• **Given task**: Where a line contains the word "school", copy that line.

• **Supplied records**:

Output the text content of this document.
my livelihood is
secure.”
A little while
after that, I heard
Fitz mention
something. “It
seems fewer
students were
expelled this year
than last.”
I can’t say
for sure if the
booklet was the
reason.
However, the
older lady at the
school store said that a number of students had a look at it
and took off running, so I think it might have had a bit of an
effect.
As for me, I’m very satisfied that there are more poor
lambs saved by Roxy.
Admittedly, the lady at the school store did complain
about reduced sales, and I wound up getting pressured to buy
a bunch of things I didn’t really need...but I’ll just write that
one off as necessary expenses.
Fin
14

==

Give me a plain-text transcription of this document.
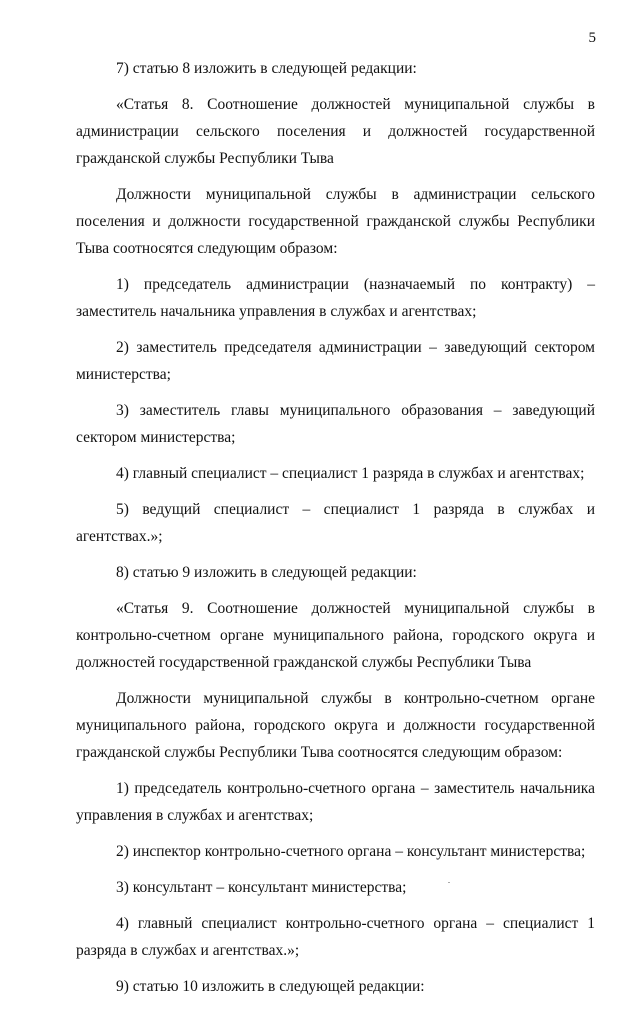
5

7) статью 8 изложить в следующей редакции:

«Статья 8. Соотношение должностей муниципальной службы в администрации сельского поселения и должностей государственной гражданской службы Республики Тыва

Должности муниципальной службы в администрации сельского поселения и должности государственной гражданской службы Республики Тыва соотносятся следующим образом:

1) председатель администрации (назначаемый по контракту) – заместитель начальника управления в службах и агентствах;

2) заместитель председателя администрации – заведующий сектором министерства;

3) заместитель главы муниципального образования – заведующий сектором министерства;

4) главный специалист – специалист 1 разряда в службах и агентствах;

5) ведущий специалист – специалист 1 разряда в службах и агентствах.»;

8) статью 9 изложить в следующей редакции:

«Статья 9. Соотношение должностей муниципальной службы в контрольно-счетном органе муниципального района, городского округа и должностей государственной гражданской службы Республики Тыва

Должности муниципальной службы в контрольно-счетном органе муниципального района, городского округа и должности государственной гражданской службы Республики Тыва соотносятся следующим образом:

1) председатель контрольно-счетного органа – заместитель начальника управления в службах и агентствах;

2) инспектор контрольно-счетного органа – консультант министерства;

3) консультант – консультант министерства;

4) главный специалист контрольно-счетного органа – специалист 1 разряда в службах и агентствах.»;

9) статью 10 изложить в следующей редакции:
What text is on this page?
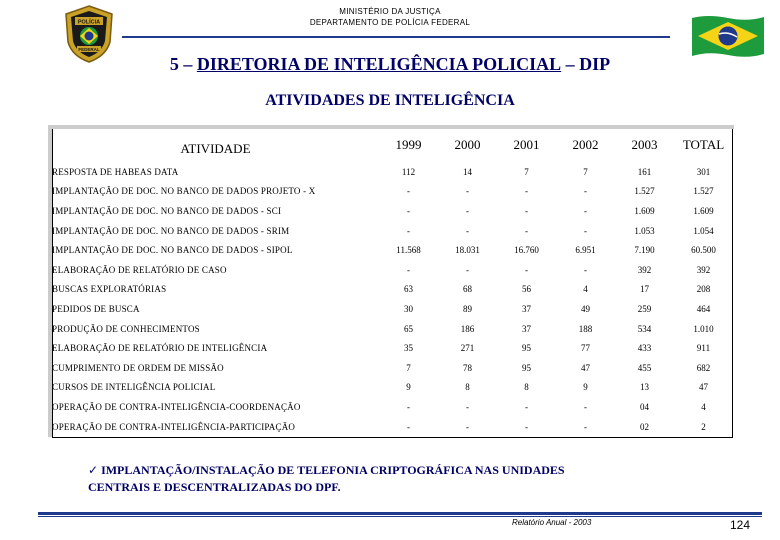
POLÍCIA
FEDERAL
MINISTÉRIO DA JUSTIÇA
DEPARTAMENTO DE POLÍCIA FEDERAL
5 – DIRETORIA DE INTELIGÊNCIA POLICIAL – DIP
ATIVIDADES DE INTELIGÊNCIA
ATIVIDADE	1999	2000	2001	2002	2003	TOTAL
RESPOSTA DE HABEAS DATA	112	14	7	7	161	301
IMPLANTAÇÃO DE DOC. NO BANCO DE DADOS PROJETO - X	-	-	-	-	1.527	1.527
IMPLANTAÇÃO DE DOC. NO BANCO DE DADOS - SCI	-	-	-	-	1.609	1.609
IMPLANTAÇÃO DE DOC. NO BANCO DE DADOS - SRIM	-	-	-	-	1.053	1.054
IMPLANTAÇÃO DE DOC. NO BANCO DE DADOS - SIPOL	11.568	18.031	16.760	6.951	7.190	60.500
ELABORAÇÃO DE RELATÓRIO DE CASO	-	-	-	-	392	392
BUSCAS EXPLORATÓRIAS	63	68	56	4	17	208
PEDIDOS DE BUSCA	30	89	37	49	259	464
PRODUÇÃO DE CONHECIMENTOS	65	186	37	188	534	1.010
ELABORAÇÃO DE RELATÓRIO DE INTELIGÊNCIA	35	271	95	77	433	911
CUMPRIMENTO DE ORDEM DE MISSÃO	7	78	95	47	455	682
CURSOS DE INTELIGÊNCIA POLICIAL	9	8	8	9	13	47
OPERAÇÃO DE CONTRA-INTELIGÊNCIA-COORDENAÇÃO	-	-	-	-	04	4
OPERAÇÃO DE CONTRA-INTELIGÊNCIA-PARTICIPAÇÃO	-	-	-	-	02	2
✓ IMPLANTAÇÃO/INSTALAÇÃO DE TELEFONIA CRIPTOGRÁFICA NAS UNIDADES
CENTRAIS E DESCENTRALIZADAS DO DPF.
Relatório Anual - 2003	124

• **Task answer**:
school store said that a number of students had a look at it
Admittedly, the lady at the school store did complain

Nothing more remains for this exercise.